** BEGIN Material shown **

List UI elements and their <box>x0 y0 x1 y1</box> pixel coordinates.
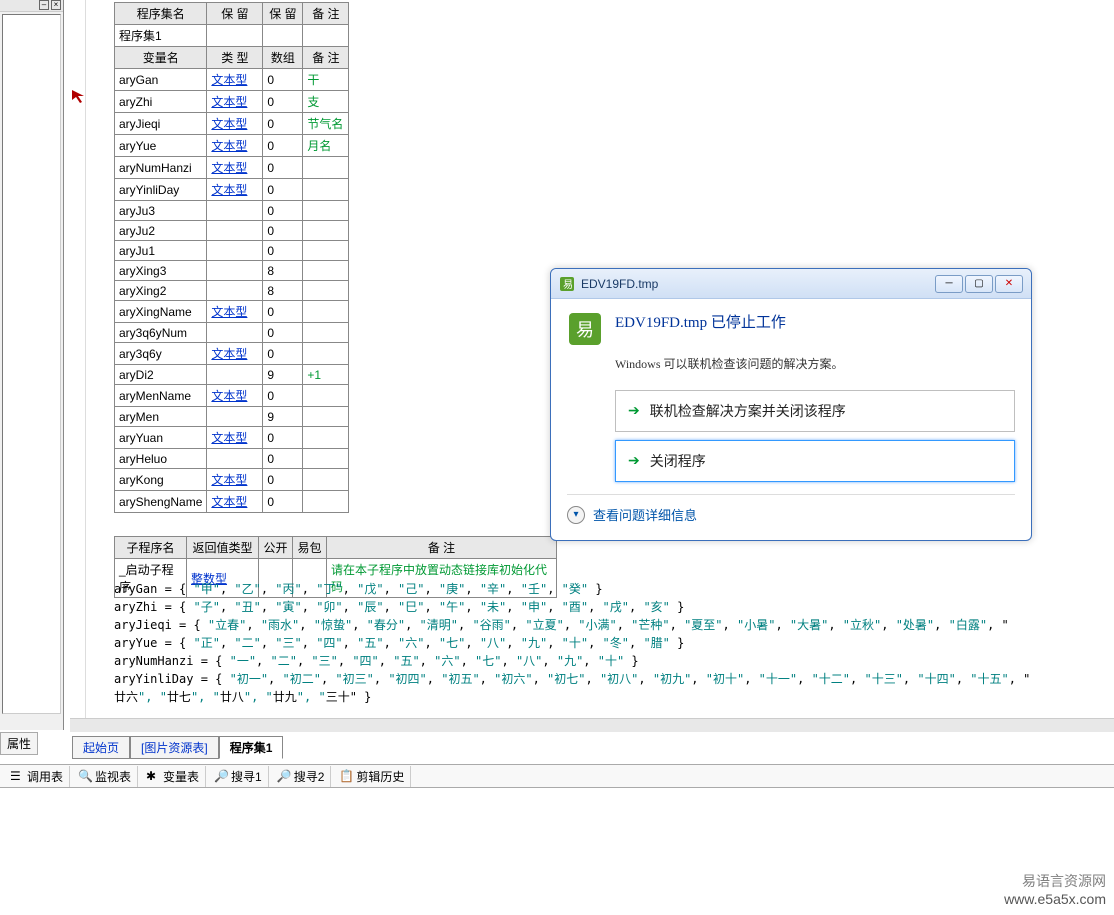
watermark-text: 易语言资源网 <box>1004 871 1106 891</box>
table-row[interactable]: aryYuan文本型0 <box>115 427 349 449</box>
type-link[interactable]: 文本型 <box>211 95 247 109</box>
code-text[interactable]: aryGan = { "甲", "乙", "丙", "丁", "戊", "己",… <box>114 580 1114 706</box>
svg-text:易: 易 <box>563 279 573 291</box>
table-header-row: 变量名 类 型 数组 备 注 <box>115 47 349 69</box>
dialog-heading: EDV19FD.tmp 已停止工作 <box>615 311 786 332</box>
col-note: 备 注 <box>303 3 349 25</box>
table-row[interactable]: aryDi29+1 <box>115 365 349 385</box>
type-link[interactable]: 文本型 <box>211 347 247 361</box>
table-row[interactable]: aryZhi文本型0支 <box>115 91 349 113</box>
table-row[interactable]: aryMenName文本型0 <box>115 385 349 407</box>
table-row[interactable]: aryShengName文本型0 <box>115 491 349 513</box>
table-row[interactable]: ary3q6yNum0 <box>115 323 349 343</box>
table-row[interactable]: aryYinliDay文本型0 <box>115 179 349 201</box>
error-dialog: 易 EDV19FD.tmp ─ ▢ ✕ 易 EDV19FD.tmp 已停止工作 … <box>550 268 1032 541</box>
list-icon: ☰ <box>10 769 24 783</box>
table-row[interactable]: aryJu30 <box>115 201 349 221</box>
watermark: 易语言资源网 www.e5a5x.com <box>1004 871 1106 907</box>
table-row[interactable]: aryGan文本型0干 <box>115 69 349 91</box>
tab-program-set[interactable]: 程序集1 <box>219 736 284 759</box>
dialog-close-button[interactable]: ✕ <box>995 275 1023 293</box>
tab-image-resource[interactable]: [图片资源表] <box>130 736 219 759</box>
app-large-icon: 易 <box>567 311 603 347</box>
app-icon: 易 <box>559 276 575 292</box>
arrow-right-icon: ➔ <box>628 453 640 470</box>
document-tabs: 起始页 [图片资源表] 程序集1 <box>72 736 283 759</box>
properties-tab[interactable]: 属性 <box>0 732 38 755</box>
left-dock-panel: – × <box>0 0 64 730</box>
table-row[interactable]: aryXingName文本型0 <box>115 301 349 323</box>
tab-start[interactable]: 起始页 <box>72 736 130 759</box>
watch-table-button[interactable]: 🔍监视表 <box>72 766 138 787</box>
type-link[interactable]: 文本型 <box>211 431 247 445</box>
search1-button[interactable]: 🔎搜寻1 <box>208 766 269 787</box>
table-header-row: 程序集名 保 留 保 留 备 注 <box>115 3 349 25</box>
type-link[interactable]: 文本型 <box>211 473 247 487</box>
action-close-program[interactable]: ➔ 关闭程序 <box>615 440 1015 482</box>
variable-table: 程序集名 保 留 保 留 备 注 程序集1 变量名 类 型 数组 备 注 ary… <box>114 2 349 513</box>
search-icon: 🔎 <box>277 769 291 783</box>
dialog-minimize-button[interactable]: ─ <box>935 275 963 293</box>
clipboard-icon: 📋 <box>339 769 353 783</box>
horizontal-scrollbar[interactable] <box>70 718 1114 732</box>
vars-icon: ✱ <box>146 769 160 783</box>
dialog-body: 易 EDV19FD.tmp 已停止工作 Windows 可以联机检查该问题的解决… <box>551 299 1031 540</box>
table-header-row: 子程序名 返回值类型 公开 易包 备 注 <box>115 537 557 559</box>
type-link[interactable]: 文本型 <box>211 389 247 403</box>
dialog-title: EDV19FD.tmp <box>581 277 935 291</box>
var-table-button[interactable]: ✱变量表 <box>140 766 206 787</box>
arrow-red-icon <box>70 88 86 104</box>
col-keep2: 保 留 <box>263 3 303 25</box>
table-row[interactable]: aryMen9 <box>115 407 349 427</box>
magnifier-icon: 🔍 <box>78 769 92 783</box>
type-link[interactable]: 文本型 <box>211 183 247 197</box>
type-link[interactable]: 文本型 <box>211 139 247 153</box>
action-check-online[interactable]: ➔ 联机检查解决方案并关闭该程序 <box>615 390 1015 432</box>
svg-text:易: 易 <box>576 320 594 340</box>
table-row[interactable]: aryXing28 <box>115 281 349 301</box>
table-row[interactable]: aryYue文本型0月名 <box>115 135 349 157</box>
col-name: 程序集名 <box>115 3 207 25</box>
call-table-button[interactable]: ☰调用表 <box>4 766 70 787</box>
dialog-details-toggle[interactable]: ▾ 查看问题详细信息 <box>567 494 1015 524</box>
chevron-down-icon: ▾ <box>567 506 585 524</box>
table-row[interactable]: aryXing38 <box>115 261 349 281</box>
table-row[interactable]: aryNumHanzi文本型0 <box>115 157 349 179</box>
bottom-toolbar: ☰调用表 🔍监视表 ✱变量表 🔎搜寻1 🔎搜寻2 📋剪辑历史 <box>0 764 1114 788</box>
table-row[interactable]: aryJu10 <box>115 241 349 261</box>
table-row[interactable]: 程序集1 <box>115 25 349 47</box>
table-row[interactable]: aryJu20 <box>115 221 349 241</box>
search-icon: 🔎 <box>214 769 228 783</box>
dialog-maximize-button[interactable]: ▢ <box>965 275 993 293</box>
arrow-right-icon: ➔ <box>628 403 640 420</box>
table-row[interactable]: aryKong文本型0 <box>115 469 349 491</box>
dialog-titlebar[interactable]: 易 EDV19FD.tmp ─ ▢ ✕ <box>551 269 1031 299</box>
panel-header: – × <box>0 0 63 12</box>
type-link[interactable]: 文本型 <box>211 495 247 509</box>
table-row[interactable]: aryHeluo0 <box>115 449 349 469</box>
type-link[interactable]: 文本型 <box>211 73 247 87</box>
table-row[interactable]: ary3q6y文本型0 <box>115 343 349 365</box>
panel-body <box>2 14 61 714</box>
table-row[interactable]: aryJieqi文本型0节气名 <box>115 113 349 135</box>
col-keep1: 保 留 <box>207 3 263 25</box>
type-link[interactable]: 文本型 <box>211 117 247 131</box>
type-link[interactable]: 文本型 <box>211 305 247 319</box>
panel-close-icon[interactable]: × <box>51 0 61 10</box>
watermark-url: www.e5a5x.com <box>1004 891 1106 907</box>
dialog-subtext: Windows 可以联机检查该问题的解决方案。 <box>615 355 1015 372</box>
panel-minimize-icon[interactable]: – <box>39 0 49 10</box>
clipboard-history-button[interactable]: 📋剪辑历史 <box>333 766 411 787</box>
search2-button[interactable]: 🔎搜寻2 <box>271 766 332 787</box>
type-link[interactable]: 文本型 <box>211 161 247 175</box>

** END Material shown **

What you need to do: Rewrite everything from the line containing "watermark-text: 易语言资源网 <box>1004" down to the line containing "svg-text:易: 易 <box>563 279 573 291</box>", swapping "type-link" for "type-ref" and leaving the rest unchanged.

Solved exercise:
watermark-text: 易语言资源网 <box>1004 871 1106 891</box>
table-row[interactable]: aryYuan文本型0 <box>115 427 349 449</box>
type-ref[interactable]: 文本型 <box>211 95 247 109</box>
code-text[interactable]: aryGan = { "甲", "乙", "丙", "丁", "戊", "己",… <box>114 580 1114 706</box>
svg-text:易: 易 <box>563 279 573 291</box>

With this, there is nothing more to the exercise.